• _WHAT YOU ARE ASKED TO DO_
Extract each line of the records below that contains the word "JSON".

• _DATA LINES_
⟨
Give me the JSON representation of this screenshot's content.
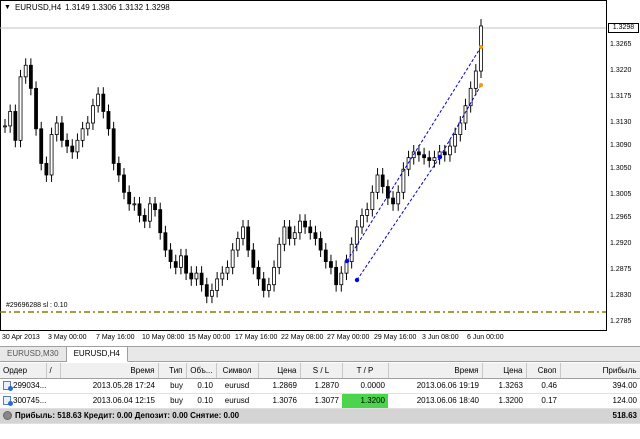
{
  "chart": {
    "header": {
      "menu_glyph": "▼",
      "title": "EURUSD,H4",
      "ohlc": "1.3149 1.3306 1.3132 1.3298"
    },
    "order_line_label": "#29696288 sl : 0.10",
    "current_price": "1.3298",
    "price_axis": [
      {
        "label": "1.3265",
        "value": 1.3265
      },
      {
        "label": "1.3220",
        "value": 1.322
      },
      {
        "label": "1.3175",
        "value": 1.3175
      },
      {
        "label": "1.3130",
        "value": 1.313
      },
      {
        "label": "1.3090",
        "value": 1.309
      },
      {
        "label": "1.3050",
        "value": 1.305
      },
      {
        "label": "1.3005",
        "value": 1.3005
      },
      {
        "label": "1.2965",
        "value": 1.2965
      },
      {
        "label": "1.2920",
        "value": 1.292
      },
      {
        "label": "1.2875",
        "value": 1.2875
      },
      {
        "label": "1.2830",
        "value": 1.283
      },
      {
        "label": "1.2785",
        "value": 1.2785
      }
    ],
    "time_axis": [
      "30 Apr 2013",
      "3 May 00:00",
      "7 May 16:00",
      "10 May 08:00",
      "15 May 00:00",
      "17 May 16:00",
      "22 May 08:00",
      "27 May 00:00",
      "29 May 16:00",
      "3 Jun 08:00",
      "6 Jun 00:00"
    ],
    "colors": {
      "candle": "#000000",
      "order_line": "#8b7a00",
      "trend_line": "#0000cc",
      "marker_buy": "#0000ff",
      "marker_exit": "#ff9900"
    }
  },
  "chart_tabs": [
    {
      "label": "EURUSD,M30",
      "active": false
    },
    {
      "label": "EURUSD,H4",
      "active": true
    }
  ],
  "terminal": {
    "columns": [
      "Ордер",
      "/",
      "Время",
      "Тип",
      "Объ...",
      "Символ",
      "Цена",
      "S / L",
      "T / P",
      "Время",
      "Цена",
      "Своп",
      "Прибыль"
    ],
    "rows": [
      {
        "order": "299034...",
        "open_time": "2013.05.28 17:24",
        "type": "buy",
        "volume": "0.10",
        "symbol": "eurusd",
        "price": "1.2869",
        "sl": "1.2870",
        "tp": "0.0000",
        "close_time": "2013.06.06 19:19",
        "close_price": "1.3263",
        "swap": "0.46",
        "profit": "394.00"
      },
      {
        "order": "300745...",
        "open_time": "2013.06.04 12:15",
        "type": "buy",
        "volume": "0.10",
        "symbol": "eurusd",
        "price": "1.3076",
        "sl": "1.3077",
        "tp": "1.3200",
        "close_time": "2013.06.06 18:40",
        "close_price": "1.3200",
        "swap": "0.17",
        "profit": "124.00"
      }
    ],
    "summary": {
      "text": "Прибыль: 518.63  Кредит: 0.00  Депозит: 0.00  Снятие: 0.00",
      "total": "518.63"
    },
    "colors": {
      "tp_highlight": "#4cd44c",
      "summary_bg": "#d4d4d4"
    }
  }
}
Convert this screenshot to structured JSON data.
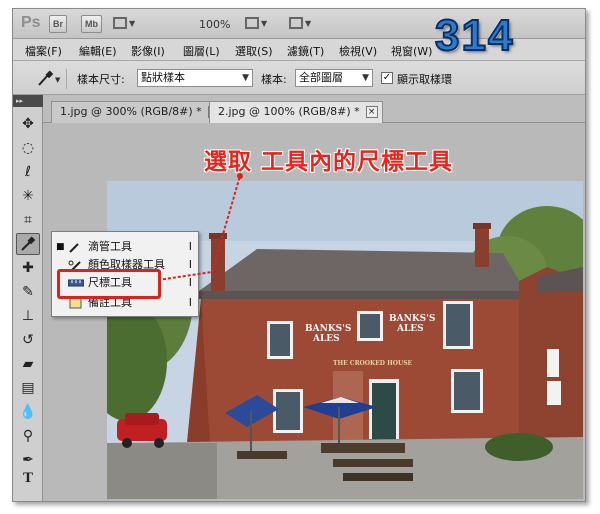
{
  "app": {
    "logo": "Ps",
    "bridge_button": "Br",
    "minibridge_button": "Mb",
    "zoom": "100%",
    "watermark": "314"
  },
  "menu": {
    "items": [
      "檔案(F)",
      "編輯(E)",
      "影像(I)",
      "圖層(L)",
      "選取(S)",
      "濾鏡(T)",
      "檢視(V)",
      "視窗(W)"
    ]
  },
  "options": {
    "sample_size_label": "樣本尺寸:",
    "sample_size_value": "點狀樣本",
    "sample_label": "樣本:",
    "sample_value": "全部圖層",
    "show_ring_label": "顯示取樣環"
  },
  "tabs": [
    {
      "label": "1.jpg @ 300% (RGB/8#) *",
      "close": "×"
    },
    {
      "label": "2.jpg @ 100% (RGB/8#) *",
      "close": "×"
    }
  ],
  "toolbar": {
    "collapse": "▸▸"
  },
  "flyout": {
    "items": [
      {
        "bullet": "■",
        "label": "滴管工具",
        "key": "I"
      },
      {
        "bullet": "",
        "label": "顏色取樣器工具",
        "key": "I"
      },
      {
        "bullet": "",
        "label": "尺標工具",
        "key": "I"
      },
      {
        "bullet": "",
        "label": "備註工具",
        "key": "I"
      }
    ]
  },
  "annotation": {
    "text": "選取 工具內的尺標工具"
  },
  "photo": {
    "sign_left": [
      "BANKS'S",
      "ALES"
    ],
    "sign_right": [
      "BANKS'S",
      "ALES"
    ],
    "pub_name": "THE CROOKED HOUSE"
  },
  "colors": {
    "annotation": "#e8251d",
    "watermark": "#2b7ccf",
    "brick": "#9c4a35",
    "roof": "#6e6664"
  }
}
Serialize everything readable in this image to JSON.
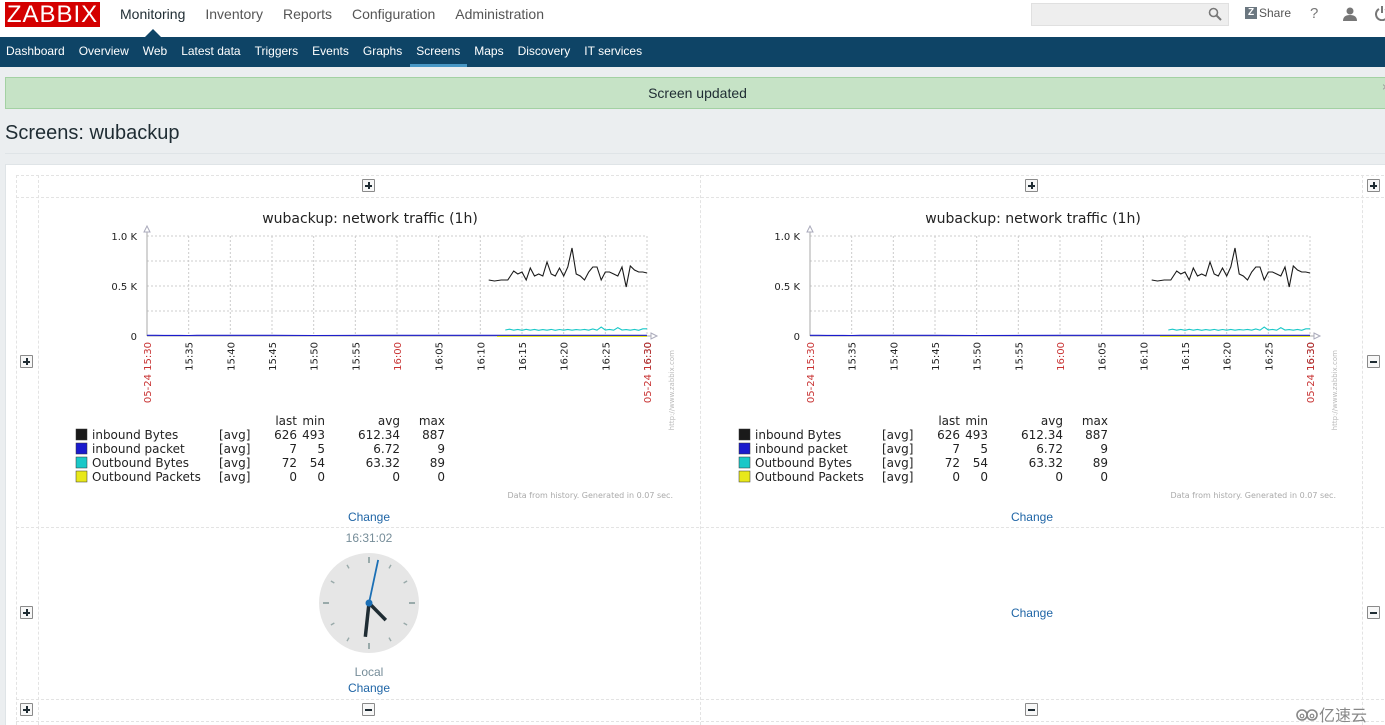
{
  "header": {
    "logo": "ZABBIX",
    "main_nav": [
      "Monitoring",
      "Inventory",
      "Reports",
      "Configuration",
      "Administration"
    ],
    "active_main": "Monitoring",
    "search": {
      "value": "",
      "placeholder": ""
    },
    "share_label": "Share",
    "help_label": "?"
  },
  "sub_nav": {
    "items": [
      "Dashboard",
      "Overview",
      "Web",
      "Latest data",
      "Triggers",
      "Events",
      "Graphs",
      "Screens",
      "Maps",
      "Discovery",
      "IT services"
    ],
    "active": "Screens"
  },
  "message": {
    "text": "Screen updated",
    "close": "×"
  },
  "page_title": "Screens: wubackup",
  "screen": {
    "change_label": "Change",
    "graphs": [
      {
        "cell": "top-left"
      },
      {
        "cell": "top-right"
      }
    ],
    "clock": {
      "time": "16:31:02",
      "label": "Local",
      "hours": 16,
      "minutes": 31,
      "seconds": 2
    },
    "empty_cell_label": "Change"
  },
  "chart_data": [
    {
      "type": "line",
      "title": "wubackup: network traffic (1h)",
      "ylim": [
        0,
        1000
      ],
      "y_ticks": [
        "0",
        "0.5 K",
        "1.0 K"
      ],
      "x_tick_labels": [
        "15:35",
        "15:40",
        "15:45",
        "15:50",
        "15:55",
        "16:00",
        "16:05",
        "16:10",
        "16:15",
        "16:20",
        "16:25",
        "16:30"
      ],
      "x_tick_minutes": [
        5,
        10,
        15,
        20,
        25,
        30,
        35,
        40,
        45,
        50,
        55,
        60
      ],
      "x_tick_red": [
        "16:00"
      ],
      "x_start_label": "05-24 15:30",
      "x_end_label": "05-24 16:30",
      "x_range_minutes": [
        0,
        60
      ],
      "grid": true,
      "watermark": "http://www.zabbix.com",
      "footer": "Data from history. Generated in 0.07 sec.",
      "legend_headers": [
        "last",
        "min",
        "avg",
        "max"
      ],
      "series": [
        {
          "name": "inbound Bytes",
          "func": "[avg]",
          "color": "#1a1a1a",
          "last": "626",
          "min": "493",
          "avg": "612.34",
          "max": "887",
          "x": [
            41.0,
            41.7,
            42.5,
            43.3,
            44.0,
            44.5,
            45.0,
            45.5,
            46.0,
            46.5,
            47.0,
            47.5,
            48.0,
            48.5,
            49.0,
            49.5,
            50.0,
            50.5,
            51.0,
            51.5,
            52.0,
            52.5,
            53.0,
            53.5,
            54.0,
            54.5,
            55.0,
            55.5,
            56.0,
            56.5,
            57.0,
            57.5,
            58.0,
            58.5,
            59.0,
            59.5,
            60.0
          ],
          "values": [
            560,
            550,
            560,
            560,
            650,
            620,
            640,
            560,
            680,
            600,
            620,
            600,
            740,
            620,
            600,
            680,
            600,
            690,
            880,
            620,
            600,
            560,
            640,
            690,
            690,
            560,
            640,
            640,
            620,
            600,
            690,
            490,
            700,
            660,
            640,
            640,
            630
          ]
        },
        {
          "name": "inbound packet",
          "func": "[avg]",
          "color": "#1a1acd",
          "last": "7",
          "min": "5",
          "avg": "6.72",
          "max": "9",
          "x": [
            0,
            1,
            2,
            3,
            4,
            5,
            6,
            7,
            8,
            9,
            10,
            15,
            20,
            30,
            40,
            50,
            60
          ],
          "values": [
            7,
            7,
            6,
            6,
            6,
            5,
            7,
            7,
            7,
            7,
            7,
            7,
            5,
            7,
            7,
            7,
            7
          ]
        },
        {
          "name": "Outbound Bytes",
          "func": "[avg]",
          "color": "#1ac8c8",
          "last": "72",
          "min": "54",
          "avg": "63.32",
          "max": "89",
          "x": [
            43.0,
            43.5,
            44.0,
            44.5,
            45.0,
            45.5,
            46.0,
            46.5,
            47.0,
            47.5,
            48.0,
            48.5,
            49.0,
            49.5,
            50.0,
            50.5,
            51.0,
            51.5,
            52.0,
            52.5,
            53.0,
            53.5,
            54.0,
            54.5,
            55.0,
            55.5,
            56.0,
            56.5,
            57.0,
            57.5,
            58.0,
            58.5,
            59.0,
            59.5,
            60.0
          ],
          "values": [
            60,
            68,
            58,
            66,
            57,
            67,
            58,
            66,
            57,
            64,
            58,
            66,
            57,
            65,
            58,
            66,
            58,
            64,
            60,
            66,
            58,
            70,
            58,
            89,
            60,
            66,
            58,
            84,
            60,
            64,
            58,
            66,
            57,
            72,
            72
          ]
        },
        {
          "name": "Outbound Packets",
          "func": "[avg]",
          "color": "#e8e81a",
          "last": "0",
          "min": "0",
          "avg": "0",
          "max": "0",
          "x": [
            42,
            60
          ],
          "values": [
            0,
            0
          ]
        }
      ]
    }
  ],
  "watermark_brand": "亿速云"
}
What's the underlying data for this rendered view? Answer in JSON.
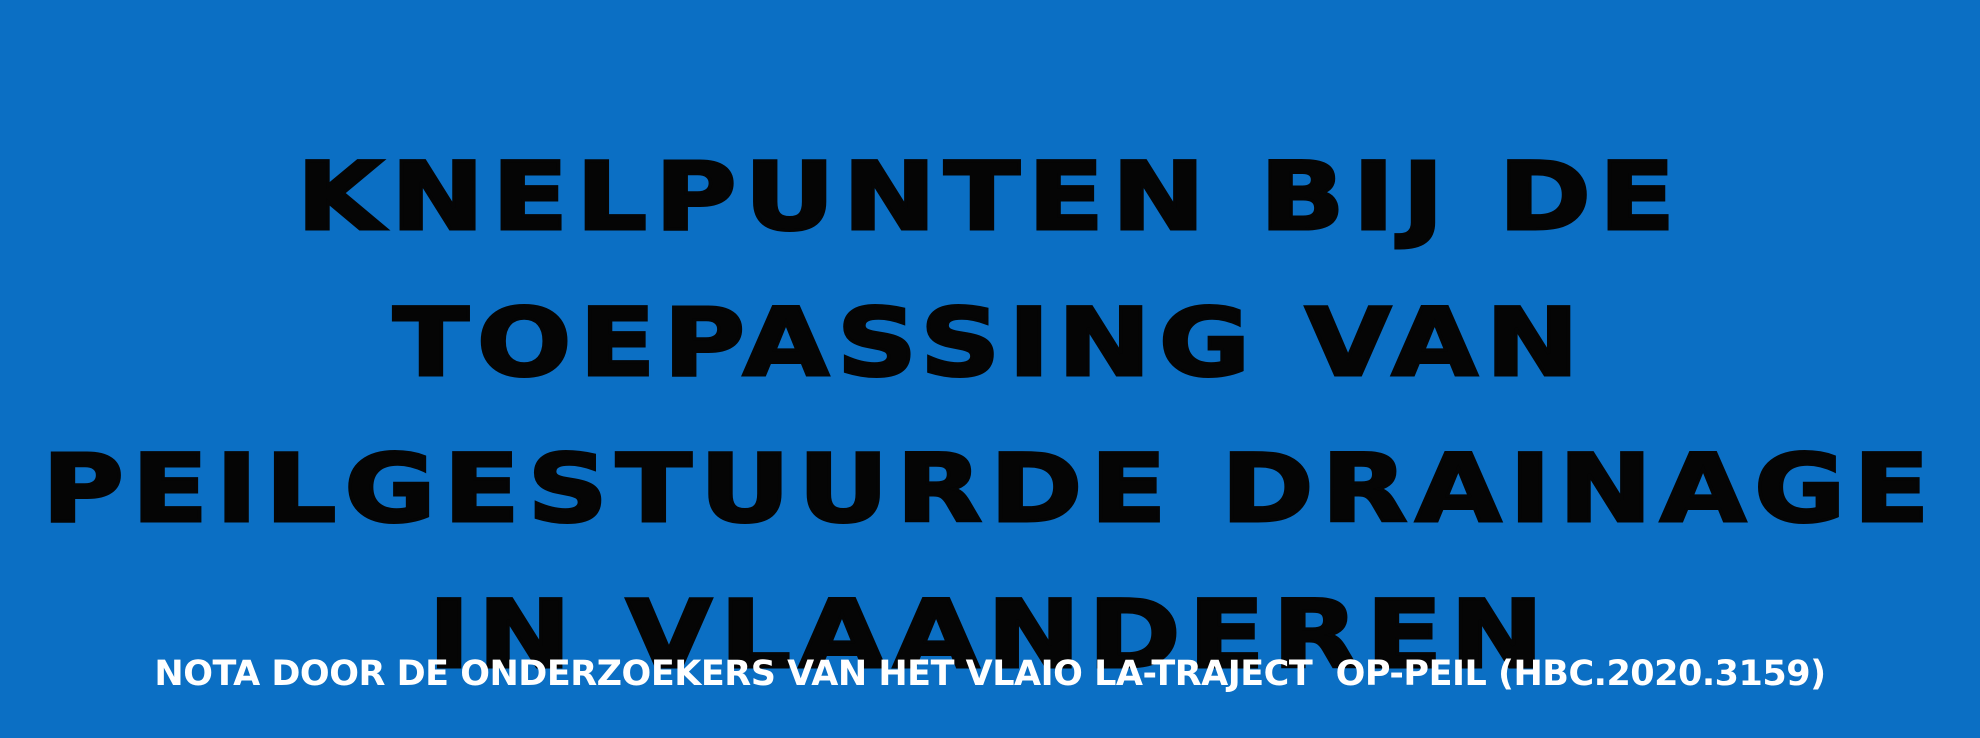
{
  "banner": {
    "background_color": "#0b6fc4",
    "title_color": "#050505",
    "subtitle_color": "#ffffff",
    "title_lines": [
      "KNELPUNTEN BIJ DE",
      "TOEPASSING VAN",
      "PEILGESTUURDE DRAINAGE",
      "IN VLAANDEREN"
    ],
    "subtitle": "NOTA DOOR DE ONDERZOEKERS VAN HET VLAIO LA-TRAJECT  OP-PEIL (HBC.2020.3159)"
  }
}
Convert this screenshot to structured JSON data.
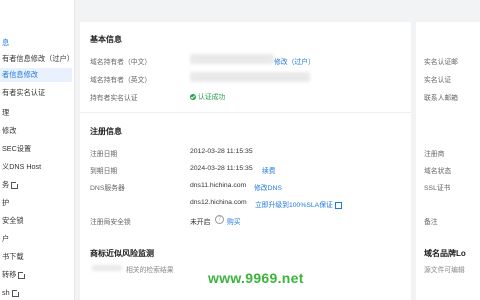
{
  "sidebar": {
    "items": [
      {
        "label": "息",
        "style": "blue"
      },
      {
        "label": "有者信息修改（过户）",
        "style": "normal"
      },
      {
        "label": "者信息修改",
        "style": "active"
      },
      {
        "label": "有者实名认证",
        "style": "normal"
      },
      {
        "label": "理",
        "style": "normal"
      },
      {
        "label": "修改",
        "style": "normal"
      },
      {
        "label": "SEC设置",
        "style": "normal"
      },
      {
        "label": "义DNS Host",
        "style": "normal"
      },
      {
        "label": "务",
        "style": "ext"
      },
      {
        "label": "护",
        "style": "normal"
      },
      {
        "label": "安全锁",
        "style": "normal"
      },
      {
        "label": "户",
        "style": "normal"
      },
      {
        "label": "书下载",
        "style": "normal"
      },
      {
        "label": "转移",
        "style": "ext"
      },
      {
        "label": "sh",
        "style": "ext"
      }
    ]
  },
  "basic": {
    "title": "基本信息",
    "holder_cn_label": "域名持有者（中文）",
    "holder_cn_action": "修改（过户）",
    "holder_en_label": "域名持有者（英文）",
    "realname_label": "持有者实名认证",
    "realname_status": "认证成功"
  },
  "register": {
    "title": "注册信息",
    "reg_date_label": "注册日期",
    "reg_date": "2012-03-28 11:15:35",
    "expire_label": "到期日期",
    "expire_date": "2024-03-28 11:15:35",
    "renew": "续费",
    "dns_label": "DNS服务器",
    "dns1": "dns11.hichina.com",
    "dns_modify": "修改DNS",
    "dns2": "dns12.hichina.com",
    "upgrade": "立即升级到100%SLA保证",
    "lock_label": "注册局安全锁",
    "lock_status": "未开启",
    "lock_link": "购买"
  },
  "right_panel": {
    "realname_email": "实名认证邮",
    "realname_status_lbl": "实名认证",
    "contact_email": "联系人邮箱",
    "registrar": "注册商",
    "domain_status": "域名状态",
    "ssl": "SSL证书",
    "note": "备注"
  },
  "bottom": {
    "monitor_title": "商标近似风险监测",
    "monitor_sub": "相关的检索结果",
    "brand_title": "域名品牌Lo",
    "brand_sub": "源文件可编辑"
  },
  "watermark": "www.9969.net"
}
⟩
• _RIGHT ANSWER_
Give me the JSON representation of this screenshot's content.
Convert this screenshot to structured JSON data.
Serialize everything readable in this image to JSON.
What's the underlying data for this rendered view? Answer in JSON.
Convert this screenshot to structured JSON data.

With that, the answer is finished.